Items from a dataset
>> Begin

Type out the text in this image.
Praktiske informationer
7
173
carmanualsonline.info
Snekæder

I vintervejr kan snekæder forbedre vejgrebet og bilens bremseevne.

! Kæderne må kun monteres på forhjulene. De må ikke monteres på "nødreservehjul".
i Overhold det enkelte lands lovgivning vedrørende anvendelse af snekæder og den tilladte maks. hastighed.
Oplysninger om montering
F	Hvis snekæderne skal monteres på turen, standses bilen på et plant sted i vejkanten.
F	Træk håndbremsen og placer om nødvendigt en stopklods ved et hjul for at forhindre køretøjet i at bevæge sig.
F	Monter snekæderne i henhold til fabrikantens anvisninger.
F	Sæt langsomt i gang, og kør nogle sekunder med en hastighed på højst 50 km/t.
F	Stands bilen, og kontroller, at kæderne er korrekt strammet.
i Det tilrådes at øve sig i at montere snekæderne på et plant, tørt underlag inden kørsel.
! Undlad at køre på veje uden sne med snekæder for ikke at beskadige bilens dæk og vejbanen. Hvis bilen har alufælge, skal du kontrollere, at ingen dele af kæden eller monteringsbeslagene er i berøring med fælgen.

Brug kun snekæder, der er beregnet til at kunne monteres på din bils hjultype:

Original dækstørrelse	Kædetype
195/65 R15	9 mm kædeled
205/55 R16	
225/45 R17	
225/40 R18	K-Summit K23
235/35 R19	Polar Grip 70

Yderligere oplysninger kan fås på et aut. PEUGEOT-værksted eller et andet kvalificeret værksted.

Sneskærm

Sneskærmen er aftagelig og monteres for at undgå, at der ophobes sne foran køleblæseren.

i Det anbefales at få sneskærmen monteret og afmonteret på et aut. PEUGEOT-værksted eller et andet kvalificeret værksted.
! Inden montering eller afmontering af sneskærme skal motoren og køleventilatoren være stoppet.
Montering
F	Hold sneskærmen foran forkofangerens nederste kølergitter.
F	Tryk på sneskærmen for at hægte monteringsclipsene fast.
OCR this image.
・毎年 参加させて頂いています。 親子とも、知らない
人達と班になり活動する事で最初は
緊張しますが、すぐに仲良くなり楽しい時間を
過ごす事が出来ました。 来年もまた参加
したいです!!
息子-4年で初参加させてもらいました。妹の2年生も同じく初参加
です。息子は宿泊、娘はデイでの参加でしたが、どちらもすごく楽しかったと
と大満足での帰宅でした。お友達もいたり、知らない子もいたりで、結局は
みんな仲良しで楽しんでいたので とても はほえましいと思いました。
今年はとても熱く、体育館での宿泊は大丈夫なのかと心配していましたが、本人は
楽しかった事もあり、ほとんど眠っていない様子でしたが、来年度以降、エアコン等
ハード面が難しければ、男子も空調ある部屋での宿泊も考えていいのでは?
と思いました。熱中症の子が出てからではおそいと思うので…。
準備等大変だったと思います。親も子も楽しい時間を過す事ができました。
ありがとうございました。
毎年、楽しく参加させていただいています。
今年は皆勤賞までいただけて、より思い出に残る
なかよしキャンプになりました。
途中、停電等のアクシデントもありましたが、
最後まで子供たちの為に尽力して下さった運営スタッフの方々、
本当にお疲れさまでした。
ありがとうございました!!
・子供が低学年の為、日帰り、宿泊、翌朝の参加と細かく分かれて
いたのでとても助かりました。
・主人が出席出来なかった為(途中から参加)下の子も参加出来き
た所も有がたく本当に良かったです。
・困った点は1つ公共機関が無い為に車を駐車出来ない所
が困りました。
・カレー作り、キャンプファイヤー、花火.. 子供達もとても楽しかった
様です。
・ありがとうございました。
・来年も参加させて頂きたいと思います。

>> End

Instruction: Select every line in the records above that contains the word "skal".

Answer below:
F	Hvis snekæderne skal monteres på turen, standses bilen på et plant sted i vejkanten.
! Undlad at køre på veje uden sne med snekæder for ikke at beskadige bilens dæk og vejbanen. Hvis bilen har alufælge, skal du kontrollere, at ingen dele af kæden eller monteringsbeslagene er i berøring med fælgen.
! Inden montering eller afmontering af sneskærme skal motoren og køleventilatoren være stoppet.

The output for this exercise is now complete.